▶ Task prompt: Transcribe the whole listing without a single picture.

══ Task inputs

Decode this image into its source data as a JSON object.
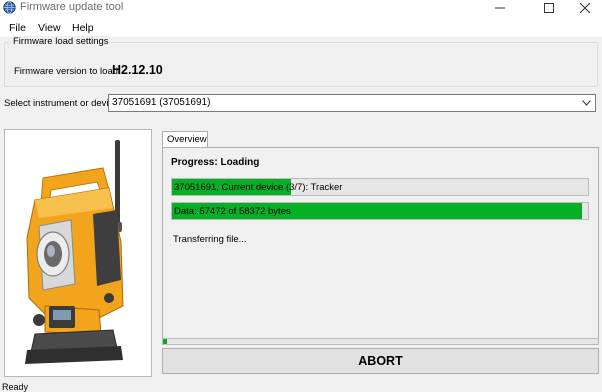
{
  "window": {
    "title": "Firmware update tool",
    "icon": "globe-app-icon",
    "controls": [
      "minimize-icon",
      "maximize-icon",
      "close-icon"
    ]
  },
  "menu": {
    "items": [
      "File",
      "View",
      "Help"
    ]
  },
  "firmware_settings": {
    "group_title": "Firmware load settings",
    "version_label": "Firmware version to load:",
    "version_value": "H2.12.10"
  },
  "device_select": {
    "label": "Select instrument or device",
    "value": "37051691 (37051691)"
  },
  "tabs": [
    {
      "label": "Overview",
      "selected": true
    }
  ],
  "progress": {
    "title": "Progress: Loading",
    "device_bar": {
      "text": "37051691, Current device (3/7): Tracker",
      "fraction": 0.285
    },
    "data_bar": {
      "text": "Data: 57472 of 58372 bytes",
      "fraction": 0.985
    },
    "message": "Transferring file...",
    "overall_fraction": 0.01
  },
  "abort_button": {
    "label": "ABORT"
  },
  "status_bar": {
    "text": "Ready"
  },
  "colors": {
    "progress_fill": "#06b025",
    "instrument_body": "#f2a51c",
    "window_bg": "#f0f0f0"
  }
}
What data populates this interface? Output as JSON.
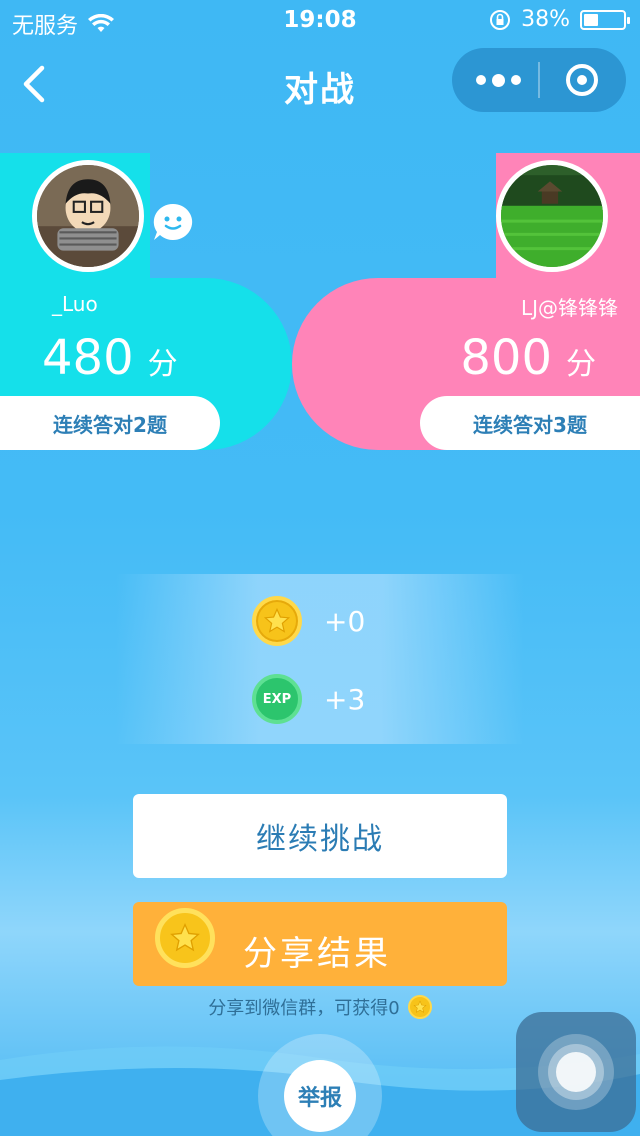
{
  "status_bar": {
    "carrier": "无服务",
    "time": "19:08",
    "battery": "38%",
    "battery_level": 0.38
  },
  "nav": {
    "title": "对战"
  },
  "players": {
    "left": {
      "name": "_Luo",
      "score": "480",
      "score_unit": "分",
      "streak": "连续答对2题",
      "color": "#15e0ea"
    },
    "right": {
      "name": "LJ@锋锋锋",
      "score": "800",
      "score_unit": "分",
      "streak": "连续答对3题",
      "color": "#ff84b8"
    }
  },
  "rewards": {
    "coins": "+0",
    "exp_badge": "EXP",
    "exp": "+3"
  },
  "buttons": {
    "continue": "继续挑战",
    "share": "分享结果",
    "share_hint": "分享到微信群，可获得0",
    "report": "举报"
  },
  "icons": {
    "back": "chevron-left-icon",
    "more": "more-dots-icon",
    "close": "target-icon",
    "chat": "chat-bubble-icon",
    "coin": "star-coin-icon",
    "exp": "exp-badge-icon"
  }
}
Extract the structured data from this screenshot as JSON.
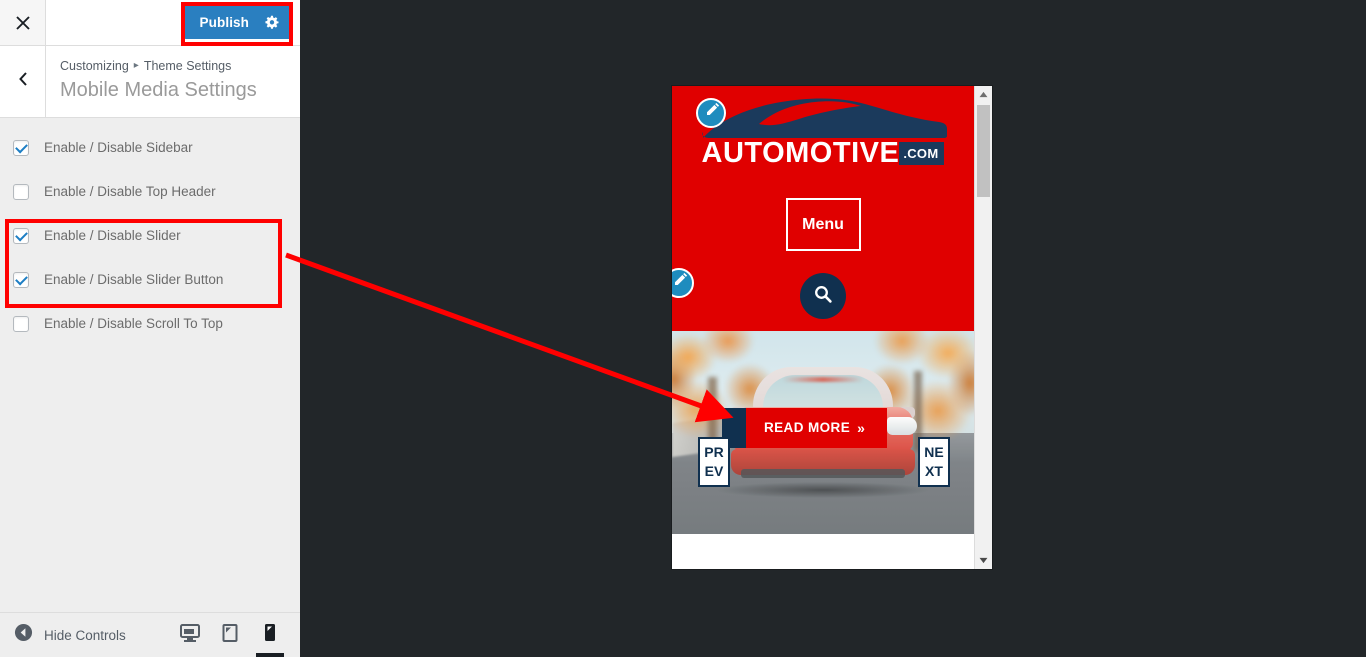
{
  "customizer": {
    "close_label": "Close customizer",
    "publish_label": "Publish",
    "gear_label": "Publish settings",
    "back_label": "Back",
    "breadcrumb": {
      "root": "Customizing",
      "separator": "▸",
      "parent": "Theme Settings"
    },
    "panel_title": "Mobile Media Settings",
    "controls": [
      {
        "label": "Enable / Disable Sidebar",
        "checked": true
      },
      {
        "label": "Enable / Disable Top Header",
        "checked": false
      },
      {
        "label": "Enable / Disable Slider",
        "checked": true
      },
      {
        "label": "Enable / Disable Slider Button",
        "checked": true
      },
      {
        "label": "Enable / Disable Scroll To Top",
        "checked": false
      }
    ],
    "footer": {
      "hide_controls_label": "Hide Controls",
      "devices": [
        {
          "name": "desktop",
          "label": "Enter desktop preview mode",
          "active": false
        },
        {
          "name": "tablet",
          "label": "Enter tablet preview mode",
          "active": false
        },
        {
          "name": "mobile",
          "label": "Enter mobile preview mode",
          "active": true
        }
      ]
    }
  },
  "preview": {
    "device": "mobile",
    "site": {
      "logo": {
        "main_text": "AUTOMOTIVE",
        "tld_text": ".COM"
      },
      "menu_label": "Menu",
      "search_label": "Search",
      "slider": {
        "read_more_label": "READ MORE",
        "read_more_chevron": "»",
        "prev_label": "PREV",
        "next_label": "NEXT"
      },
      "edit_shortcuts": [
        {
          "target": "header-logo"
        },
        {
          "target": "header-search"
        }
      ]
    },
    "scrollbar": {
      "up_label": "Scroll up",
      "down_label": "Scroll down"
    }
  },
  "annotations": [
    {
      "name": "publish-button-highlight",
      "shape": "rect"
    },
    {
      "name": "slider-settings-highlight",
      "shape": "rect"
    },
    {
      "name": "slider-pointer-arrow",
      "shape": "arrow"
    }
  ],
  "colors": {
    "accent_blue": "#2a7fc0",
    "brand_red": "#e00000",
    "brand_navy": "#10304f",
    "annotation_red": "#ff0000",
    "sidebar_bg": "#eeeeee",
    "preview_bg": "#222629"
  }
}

════

▶ Response to the exercise:
Decode this image into its source data as a JSON object.
{
  "window": {
    "title": "Firmware update tool",
    "icon": "globe-app-icon",
    "controls": [
      "minimize-icon",
      "maximize-icon",
      "close-icon"
    ]
  },
  "menu": {
    "items": [
      "File",
      "View",
      "Help"
    ]
  },
  "firmware_settings": {
    "group_title": "Firmware load settings",
    "version_label": "Firmware version to load:",
    "version_value": "H2.12.10"
  },
  "device_select": {
    "label": "Select instrument or device",
    "value": "37051691 (37051691)"
  },
  "tabs": [
    {
      "label": "Overview",
      "selected": true
    }
  ],
  "progress": {
    "title": "Progress: Loading",
    "device_bar": {
      "text": "37051691, Current device (3/7): Tracker",
      "fraction": 0.285
    },
    "data_bar": {
      "text": "Data: 57472 of 58372 bytes",
      "fraction": 0.985
    },
    "message": "Transferring file...",
    "overall_fraction": 0.01
  },
  "abort_button": {
    "label": "ABORT"
  },
  "status_bar": {
    "text": "Ready"
  },
  "colors": {
    "progress_fill": "#06b025",
    "instrument_body": "#f2a51c",
    "window_bg": "#f0f0f0"
  }
}
What data populates this interface? Output as JSON.
{
  "status_bar": {
    "carrier": "无服务",
    "time": "19:08",
    "battery": "38%",
    "battery_level": 0.38
  },
  "nav": {
    "title": "对战"
  },
  "players": {
    "left": {
      "name": "_Luo",
      "score": "480",
      "score_unit": "分",
      "streak": "连续答对2题",
      "color": "#15e0ea"
    },
    "right": {
      "name": "LJ@锋锋锋",
      "score": "800",
      "score_unit": "分",
      "streak": "连续答对3题",
      "color": "#ff84b8"
    }
  },
  "rewards": {
    "coins": "+0",
    "exp_badge": "EXP",
    "exp": "+3"
  },
  "buttons": {
    "continue": "继续挑战",
    "share": "分享结果",
    "share_hint": "分享到微信群，可获得0",
    "report": "举报"
  },
  "icons": {
    "back": "chevron-left-icon",
    "more": "more-dots-icon",
    "close": "target-icon",
    "chat": "chat-bubble-icon",
    "coin": "star-coin-icon",
    "exp": "exp-badge-icon"
  }
}
Extract the structured data from this screenshot as JSON.
{
  "customizer": {
    "close_label": "Close customizer",
    "publish_label": "Publish",
    "gear_label": "Publish settings",
    "back_label": "Back",
    "breadcrumb": {
      "root": "Customizing",
      "separator": "▸",
      "parent": "Theme Settings"
    },
    "panel_title": "Mobile Media Settings",
    "controls": [
      {
        "label": "Enable / Disable Sidebar",
        "checked": true
      },
      {
        "label": "Enable / Disable Top Header",
        "checked": false
      },
      {
        "label": "Enable / Disable Slider",
        "checked": true
      },
      {
        "label": "Enable / Disable Slider Button",
        "checked": true
      },
      {
        "label": "Enable / Disable Scroll To Top",
        "checked": false
      }
    ],
    "footer": {
      "hide_controls_label": "Hide Controls",
      "devices": [
        {
          "name": "desktop",
          "label": "Enter desktop preview mode",
          "active": false
        },
        {
          "name": "tablet",
          "label": "Enter tablet preview mode",
          "active": false
        },
        {
          "name": "mobile",
          "label": "Enter mobile preview mode",
          "active": true
        }
      ]
    }
  },
  "preview": {
    "device": "mobile",
    "site": {
      "logo": {
        "main_text": "AUTOMOTIVE",
        "tld_text": ".COM"
      },
      "menu_label": "Menu",
      "search_label": "Search",
      "slider": {
        "read_more_label": "READ MORE",
        "read_more_chevron": "»",
        "prev_label": "PREV",
        "next_label": "NEXT"
      },
      "edit_shortcuts": [
        {
          "target": "header-logo"
        },
        {
          "target": "header-search"
        }
      ]
    },
    "scrollbar": {
      "up_label": "Scroll up",
      "down_label": "Scroll down"
    }
  },
  "annotations": [
    {
      "name": "publish-button-highlight",
      "shape": "rect"
    },
    {
      "name": "slider-settings-highlight",
      "shape": "rect"
    },
    {
      "name": "slider-pointer-arrow",
      "shape": "arrow"
    }
  ],
  "colors": {
    "accent_blue": "#2a7fc0",
    "brand_red": "#e00000",
    "brand_navy": "#10304f",
    "annotation_red": "#ff0000",
    "sidebar_bg": "#eeeeee",
    "preview_bg": "#222629"
  }
}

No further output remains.